The acquisition creates a new opportunity for existing, as well as potential customers of both companies to leverage the power of an integrated solution that merges highly-focused Insurance Business Analytics with My Insurance Center, Cover-All’s revolutionary Policy Life-Cycle Management solution set. Additionally, the combined entity will look to leverage Cover-All’s proven business model of generating recurring revenue with a flexible cost structure, to drive further improvements to MSBS’s margins.

Cover-All continues to expand its reputation as a leader in developing innovative solutions for the insurance industry by focusing on the value of information. Following a philosophy of information-centric technology, Cover-All’s My Insurance Center has been built around the notion of leveraging the availability of data to drive business value. Similarly, MSBS has established an equally dominant position in their niche, focusing on a likeminded philosophy, developing the tools and know-how to assimilate data into powerful Business Intelligence. Further, both Cover-All and MSBS have established meaningful relationships within a similar market segment (but without any overlap) which will give rise to tremendous cross-selling opportunities.

○ ○ ○ ○

— What to do —
From the Cover-All acquisition text above, extract the span running from "The acquisition creates" up to and including "to MSBS’s margins.", copied word for word.

— Given information —

○ ○ ○ ○

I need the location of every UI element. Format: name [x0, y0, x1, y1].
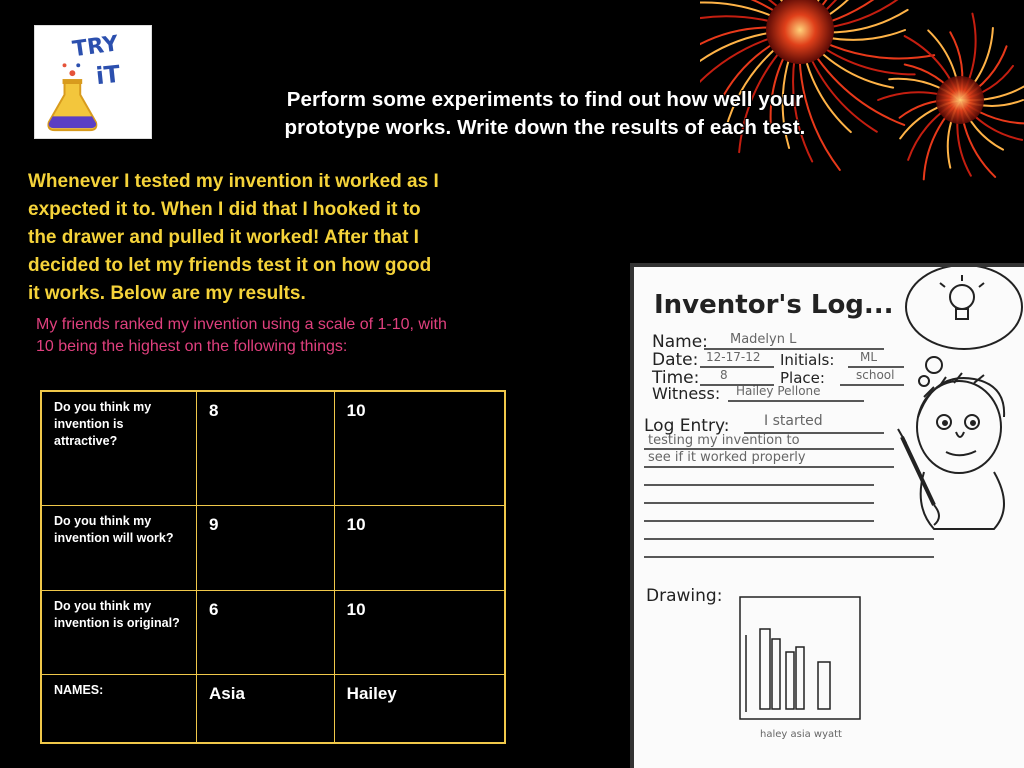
score-cell-asia: 6: [197, 590, 335, 675]
log-time-value: 8: [720, 368, 728, 382]
results-paragraph: [28, 168, 618, 308]
table-row: [41, 675, 505, 743]
inventors-log-image: [630, 263, 1024, 768]
log-place-value: school: [856, 368, 895, 382]
log-name-label: Name:: [652, 332, 708, 352]
paragraph-line: it works. Below are my results.: [28, 283, 306, 304]
try-it-logo: [34, 25, 152, 139]
drawing-sketch: [740, 597, 860, 719]
note-line: 10 being the highest on the following things:: [36, 338, 348, 355]
score-cell-asia: 8: [197, 391, 335, 506]
score-cell-hailey: 10: [334, 506, 505, 591]
paragraph-line: the drawer and pulled it worked! After that I: [28, 227, 419, 248]
score-cell-hailey: 10: [334, 590, 505, 675]
paragraph-line: decided to let my friends test it on how good: [28, 255, 432, 276]
log-entry-line-1: I started: [764, 413, 823, 429]
log-entry-line-2: testing my invention to: [648, 433, 800, 448]
log-place-label: Place:: [780, 369, 825, 387]
ranking-note: [36, 314, 576, 358]
log-date-label: Date:: [652, 350, 699, 370]
table-row: [41, 506, 505, 591]
title-line-2: prototype works. Write down the results of each test.: [284, 116, 806, 139]
log-time-label: Time:: [652, 368, 700, 388]
logo-it-text: iT: [94, 59, 122, 91]
log-date-value: 12-17-12: [706, 350, 761, 364]
title-line-1: Perform some experiments to find out how well your: [286, 88, 804, 111]
score-cell-asia: 9: [197, 506, 335, 591]
log-heading: Inventor's Log...: [654, 290, 894, 320]
log-entry-label: Log Entry:: [644, 416, 730, 436]
names-label-cell: NAMES:: [41, 675, 197, 743]
question-cell: Do you think my invention is original?: [41, 590, 197, 675]
note-line: My friends ranked my invention using a scale of 1-10, with: [36, 316, 447, 333]
log-witness-value: Hailey Pellone: [736, 384, 821, 398]
paragraph-line: expected it to. When I did that I hooked it to: [28, 199, 421, 220]
results-table: [40, 390, 506, 744]
paragraph-line: Whenever I tested my invention it worked as I: [28, 171, 439, 192]
table-row: [41, 391, 505, 506]
log-drawing-label: Drawing:: [646, 586, 723, 606]
slide-title: [150, 86, 940, 142]
inventor-kid-illustration: [898, 373, 1004, 529]
question-cell: Do you think my invention will work?: [41, 506, 197, 591]
log-witness-label: Witness:: [652, 384, 721, 403]
log-initials-value: ML: [860, 350, 878, 364]
score-cell-hailey: 10: [334, 391, 505, 506]
table-row: [41, 590, 505, 675]
drawing-caption: haley asia wyatt: [760, 729, 842, 740]
question-cell: Do you think my invention is attractive?: [41, 391, 197, 506]
logo-try-text: TRY: [71, 31, 120, 63]
name-cell-hailey: Hailey: [334, 675, 505, 743]
log-initials-label: Initials:: [780, 351, 835, 369]
name-cell-asia: Asia: [197, 675, 335, 743]
log-name-value: Madelyn L: [730, 332, 797, 347]
lightbulb-icon: [906, 267, 1022, 386]
log-entry-line-3: see if it worked properly: [648, 450, 806, 465]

○ ○ ○ ○

— Completed task —
The acquisition creates a new opportunity for existing, as well as potential customers of both companies to leverage the power of an integrated solution that merges highly-focused Insurance Business Analytics with My Insurance Center, Cover-All’s revolutionary Policy Life-Cycle Management solution set. Additionally, the combined entity will look to leverage Cover-All’s proven business model of generating recurring revenue with a flexible cost structure, to drive further improvements to MSBS’s margins.